*Short problem*:
Gather every line of the material below that contains the word "this" and copy each of those lines in full.

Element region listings
— Start —
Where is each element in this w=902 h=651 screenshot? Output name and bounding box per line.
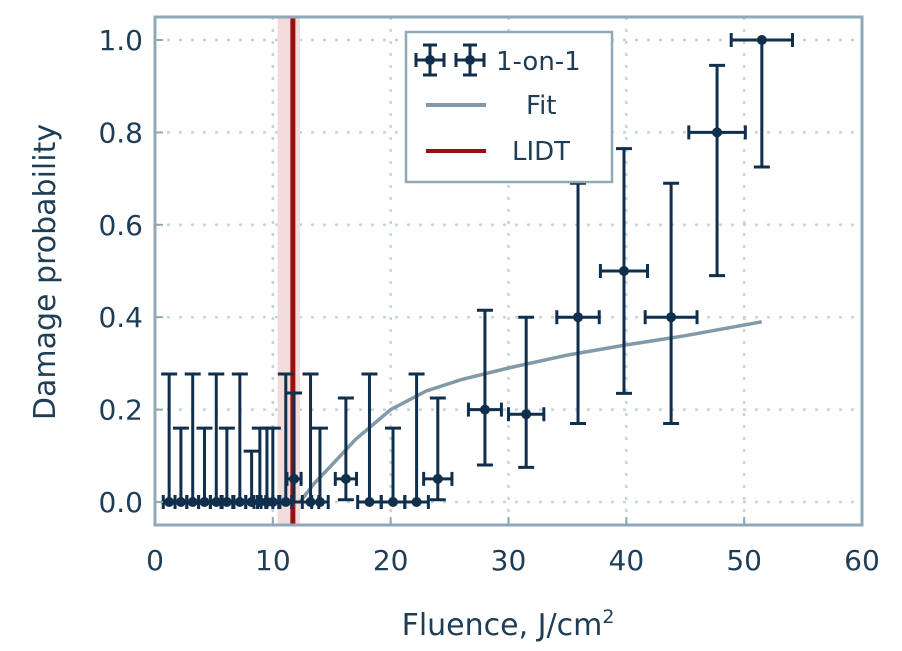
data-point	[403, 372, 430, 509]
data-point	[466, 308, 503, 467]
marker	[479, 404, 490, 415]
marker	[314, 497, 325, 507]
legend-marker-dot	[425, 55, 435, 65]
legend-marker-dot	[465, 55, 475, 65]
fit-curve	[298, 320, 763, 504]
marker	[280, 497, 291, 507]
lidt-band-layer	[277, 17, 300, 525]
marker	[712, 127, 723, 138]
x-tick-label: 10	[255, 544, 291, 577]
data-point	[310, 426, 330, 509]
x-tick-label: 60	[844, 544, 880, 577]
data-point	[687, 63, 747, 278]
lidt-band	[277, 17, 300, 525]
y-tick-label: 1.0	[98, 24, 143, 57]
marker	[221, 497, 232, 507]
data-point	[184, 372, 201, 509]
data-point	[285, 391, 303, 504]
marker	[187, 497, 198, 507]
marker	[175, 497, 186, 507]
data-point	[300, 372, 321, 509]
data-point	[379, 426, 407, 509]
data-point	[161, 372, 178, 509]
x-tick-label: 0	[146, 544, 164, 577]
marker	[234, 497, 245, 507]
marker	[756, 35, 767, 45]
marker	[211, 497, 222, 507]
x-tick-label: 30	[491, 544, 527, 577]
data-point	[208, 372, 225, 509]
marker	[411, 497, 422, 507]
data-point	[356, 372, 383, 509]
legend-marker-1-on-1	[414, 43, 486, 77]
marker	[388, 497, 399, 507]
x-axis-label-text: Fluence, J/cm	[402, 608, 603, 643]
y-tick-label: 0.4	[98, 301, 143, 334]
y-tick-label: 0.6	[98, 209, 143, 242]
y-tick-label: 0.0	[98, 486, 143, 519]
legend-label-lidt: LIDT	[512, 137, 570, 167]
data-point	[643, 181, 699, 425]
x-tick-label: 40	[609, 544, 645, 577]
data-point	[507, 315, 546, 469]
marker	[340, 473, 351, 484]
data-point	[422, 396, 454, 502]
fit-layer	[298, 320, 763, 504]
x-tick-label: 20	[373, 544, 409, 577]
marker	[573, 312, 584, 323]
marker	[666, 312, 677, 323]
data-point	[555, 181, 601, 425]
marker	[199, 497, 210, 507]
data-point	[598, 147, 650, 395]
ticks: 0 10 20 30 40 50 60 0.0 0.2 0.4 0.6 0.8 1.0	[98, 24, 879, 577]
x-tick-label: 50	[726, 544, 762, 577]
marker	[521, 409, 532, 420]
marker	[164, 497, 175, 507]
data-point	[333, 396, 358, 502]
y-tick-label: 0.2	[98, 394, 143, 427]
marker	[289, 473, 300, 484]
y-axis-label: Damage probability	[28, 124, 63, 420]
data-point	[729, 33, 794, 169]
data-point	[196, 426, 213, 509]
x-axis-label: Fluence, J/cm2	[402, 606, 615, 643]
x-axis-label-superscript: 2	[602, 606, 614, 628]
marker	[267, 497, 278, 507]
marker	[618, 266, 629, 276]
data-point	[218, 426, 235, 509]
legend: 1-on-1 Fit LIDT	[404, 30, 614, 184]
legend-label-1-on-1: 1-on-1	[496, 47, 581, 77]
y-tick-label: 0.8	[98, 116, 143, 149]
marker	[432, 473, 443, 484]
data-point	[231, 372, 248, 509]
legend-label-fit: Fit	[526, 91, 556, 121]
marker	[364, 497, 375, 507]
— End —
— Start —
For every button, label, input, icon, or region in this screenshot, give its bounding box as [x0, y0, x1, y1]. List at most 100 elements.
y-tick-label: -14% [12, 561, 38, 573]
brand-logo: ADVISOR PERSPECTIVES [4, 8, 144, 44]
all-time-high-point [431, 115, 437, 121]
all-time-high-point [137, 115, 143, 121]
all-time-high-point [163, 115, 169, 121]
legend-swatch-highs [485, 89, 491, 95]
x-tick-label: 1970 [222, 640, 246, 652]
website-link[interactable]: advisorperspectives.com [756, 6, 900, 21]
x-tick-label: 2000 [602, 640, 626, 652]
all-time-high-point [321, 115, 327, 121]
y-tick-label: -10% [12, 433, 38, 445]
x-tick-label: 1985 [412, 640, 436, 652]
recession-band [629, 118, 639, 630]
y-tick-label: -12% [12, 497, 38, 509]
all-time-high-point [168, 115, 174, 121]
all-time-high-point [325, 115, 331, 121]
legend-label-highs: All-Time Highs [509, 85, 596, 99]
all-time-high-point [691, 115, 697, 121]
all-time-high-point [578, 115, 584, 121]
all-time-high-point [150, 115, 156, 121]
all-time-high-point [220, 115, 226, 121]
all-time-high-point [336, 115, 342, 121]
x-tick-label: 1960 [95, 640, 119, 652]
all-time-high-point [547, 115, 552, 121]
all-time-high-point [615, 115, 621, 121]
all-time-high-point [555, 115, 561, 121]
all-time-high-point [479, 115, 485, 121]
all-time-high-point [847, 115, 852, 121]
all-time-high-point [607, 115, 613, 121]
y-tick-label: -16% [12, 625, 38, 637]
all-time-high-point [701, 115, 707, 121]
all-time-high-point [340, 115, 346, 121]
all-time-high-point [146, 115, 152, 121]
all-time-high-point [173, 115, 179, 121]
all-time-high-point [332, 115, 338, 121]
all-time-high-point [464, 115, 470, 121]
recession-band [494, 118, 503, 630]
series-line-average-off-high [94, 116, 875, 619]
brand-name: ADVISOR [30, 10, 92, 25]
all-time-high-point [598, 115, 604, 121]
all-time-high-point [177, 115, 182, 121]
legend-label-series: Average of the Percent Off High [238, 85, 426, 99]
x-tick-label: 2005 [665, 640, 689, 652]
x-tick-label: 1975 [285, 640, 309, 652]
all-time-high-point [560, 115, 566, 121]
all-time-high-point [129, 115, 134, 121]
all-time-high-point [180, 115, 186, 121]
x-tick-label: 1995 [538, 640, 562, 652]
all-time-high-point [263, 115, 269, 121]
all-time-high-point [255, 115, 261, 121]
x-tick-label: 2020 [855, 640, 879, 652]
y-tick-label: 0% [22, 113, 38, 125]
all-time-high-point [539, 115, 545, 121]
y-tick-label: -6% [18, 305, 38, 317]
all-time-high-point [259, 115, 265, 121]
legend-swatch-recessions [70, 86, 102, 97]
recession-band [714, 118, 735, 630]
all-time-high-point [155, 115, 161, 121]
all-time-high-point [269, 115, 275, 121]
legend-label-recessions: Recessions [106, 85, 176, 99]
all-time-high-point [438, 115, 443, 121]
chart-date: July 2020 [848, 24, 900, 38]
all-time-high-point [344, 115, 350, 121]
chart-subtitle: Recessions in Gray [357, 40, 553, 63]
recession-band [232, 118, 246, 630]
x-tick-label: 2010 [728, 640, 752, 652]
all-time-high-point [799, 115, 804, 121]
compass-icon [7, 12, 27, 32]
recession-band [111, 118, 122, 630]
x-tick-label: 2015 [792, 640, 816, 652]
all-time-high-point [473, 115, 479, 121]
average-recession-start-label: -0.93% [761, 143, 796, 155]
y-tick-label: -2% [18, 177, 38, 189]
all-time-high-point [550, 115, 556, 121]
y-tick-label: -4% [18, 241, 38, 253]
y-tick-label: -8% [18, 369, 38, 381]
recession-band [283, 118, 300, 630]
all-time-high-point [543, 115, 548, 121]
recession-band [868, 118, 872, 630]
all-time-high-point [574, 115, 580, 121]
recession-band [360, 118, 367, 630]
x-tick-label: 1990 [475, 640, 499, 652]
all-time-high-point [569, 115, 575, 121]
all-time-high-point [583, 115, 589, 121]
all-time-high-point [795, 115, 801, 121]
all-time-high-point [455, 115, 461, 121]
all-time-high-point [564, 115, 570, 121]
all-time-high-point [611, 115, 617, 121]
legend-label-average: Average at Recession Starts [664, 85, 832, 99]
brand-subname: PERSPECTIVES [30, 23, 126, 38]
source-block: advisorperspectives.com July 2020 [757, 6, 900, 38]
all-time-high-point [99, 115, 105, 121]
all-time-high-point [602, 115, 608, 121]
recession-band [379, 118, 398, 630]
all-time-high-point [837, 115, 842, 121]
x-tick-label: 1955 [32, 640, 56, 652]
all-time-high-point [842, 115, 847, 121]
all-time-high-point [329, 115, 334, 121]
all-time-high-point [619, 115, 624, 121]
— End —
— Start —
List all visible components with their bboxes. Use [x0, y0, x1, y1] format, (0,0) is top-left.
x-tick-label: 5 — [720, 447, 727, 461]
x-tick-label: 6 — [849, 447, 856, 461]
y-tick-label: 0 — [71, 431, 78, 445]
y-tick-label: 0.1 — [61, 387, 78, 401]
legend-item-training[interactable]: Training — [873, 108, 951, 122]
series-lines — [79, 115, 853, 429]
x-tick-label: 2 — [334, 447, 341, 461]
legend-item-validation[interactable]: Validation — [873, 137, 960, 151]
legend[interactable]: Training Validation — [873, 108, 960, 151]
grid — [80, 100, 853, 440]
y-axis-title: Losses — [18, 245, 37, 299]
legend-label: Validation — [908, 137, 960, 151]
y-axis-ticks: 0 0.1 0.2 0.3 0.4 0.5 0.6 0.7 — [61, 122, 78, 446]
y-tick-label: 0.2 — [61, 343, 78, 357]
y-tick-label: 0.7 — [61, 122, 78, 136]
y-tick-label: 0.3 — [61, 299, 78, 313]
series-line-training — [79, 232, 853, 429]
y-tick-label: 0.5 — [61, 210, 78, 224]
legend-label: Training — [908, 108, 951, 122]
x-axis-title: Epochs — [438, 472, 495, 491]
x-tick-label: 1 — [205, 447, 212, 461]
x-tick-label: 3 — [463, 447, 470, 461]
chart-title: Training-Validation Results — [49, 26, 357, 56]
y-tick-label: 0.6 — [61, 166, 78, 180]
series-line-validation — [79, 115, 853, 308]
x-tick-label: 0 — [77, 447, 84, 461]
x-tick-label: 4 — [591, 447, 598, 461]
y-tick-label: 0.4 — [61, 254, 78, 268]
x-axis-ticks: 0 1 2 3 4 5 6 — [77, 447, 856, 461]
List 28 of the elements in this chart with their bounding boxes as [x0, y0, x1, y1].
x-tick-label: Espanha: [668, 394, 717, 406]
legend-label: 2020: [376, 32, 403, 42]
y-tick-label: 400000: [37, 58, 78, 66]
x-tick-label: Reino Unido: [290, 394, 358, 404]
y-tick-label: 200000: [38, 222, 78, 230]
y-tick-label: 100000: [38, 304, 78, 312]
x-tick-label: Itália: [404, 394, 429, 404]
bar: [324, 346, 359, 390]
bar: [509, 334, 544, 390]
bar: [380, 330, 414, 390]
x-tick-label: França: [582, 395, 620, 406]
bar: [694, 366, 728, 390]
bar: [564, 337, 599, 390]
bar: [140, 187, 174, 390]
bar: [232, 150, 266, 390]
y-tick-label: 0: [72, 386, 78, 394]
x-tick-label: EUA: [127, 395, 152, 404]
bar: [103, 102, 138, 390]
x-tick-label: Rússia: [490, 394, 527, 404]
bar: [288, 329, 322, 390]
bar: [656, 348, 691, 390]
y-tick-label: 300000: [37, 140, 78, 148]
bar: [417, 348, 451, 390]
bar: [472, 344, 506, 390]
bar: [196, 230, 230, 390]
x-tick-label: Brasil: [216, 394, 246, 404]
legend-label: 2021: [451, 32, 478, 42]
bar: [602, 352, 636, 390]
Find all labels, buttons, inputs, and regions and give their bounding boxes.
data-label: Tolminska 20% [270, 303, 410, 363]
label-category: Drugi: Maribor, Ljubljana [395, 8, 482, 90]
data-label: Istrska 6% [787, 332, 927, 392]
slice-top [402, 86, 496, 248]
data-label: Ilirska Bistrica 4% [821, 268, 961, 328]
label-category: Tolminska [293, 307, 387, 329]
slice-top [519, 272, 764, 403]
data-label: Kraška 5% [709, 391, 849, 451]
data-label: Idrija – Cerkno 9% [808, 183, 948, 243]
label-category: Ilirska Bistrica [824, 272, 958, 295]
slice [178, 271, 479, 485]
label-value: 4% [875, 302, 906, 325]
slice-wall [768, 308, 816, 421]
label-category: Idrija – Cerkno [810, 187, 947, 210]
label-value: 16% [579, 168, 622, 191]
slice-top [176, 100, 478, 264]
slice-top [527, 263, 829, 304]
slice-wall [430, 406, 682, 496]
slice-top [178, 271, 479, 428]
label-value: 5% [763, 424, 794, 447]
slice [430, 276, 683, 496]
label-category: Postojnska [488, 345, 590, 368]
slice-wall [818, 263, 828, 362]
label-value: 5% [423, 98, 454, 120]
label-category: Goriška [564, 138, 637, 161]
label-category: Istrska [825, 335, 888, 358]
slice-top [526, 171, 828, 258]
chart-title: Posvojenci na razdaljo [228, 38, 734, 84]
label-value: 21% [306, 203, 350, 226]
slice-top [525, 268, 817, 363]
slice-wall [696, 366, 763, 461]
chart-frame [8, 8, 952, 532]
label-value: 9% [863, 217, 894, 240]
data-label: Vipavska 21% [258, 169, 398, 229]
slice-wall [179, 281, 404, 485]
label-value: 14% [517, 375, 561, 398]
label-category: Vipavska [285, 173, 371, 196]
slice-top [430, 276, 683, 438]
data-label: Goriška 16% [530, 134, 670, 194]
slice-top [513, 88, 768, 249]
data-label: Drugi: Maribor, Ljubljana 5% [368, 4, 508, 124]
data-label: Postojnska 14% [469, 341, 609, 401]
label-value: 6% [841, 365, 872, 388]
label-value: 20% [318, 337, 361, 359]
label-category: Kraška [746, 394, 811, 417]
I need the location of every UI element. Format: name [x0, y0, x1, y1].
— End —
*Result of the exercise*:
Where is each element in this w=902 h=651 screenshot? Output name and bounding box per line.
For every button, label, input, icon, or region in this screenshot, give its bounding box as [x0, y0, x1, y1]. List at most 100 elements.
List 28 of the elements in this chart with their bounding boxes as [x0, y0, x1, y1].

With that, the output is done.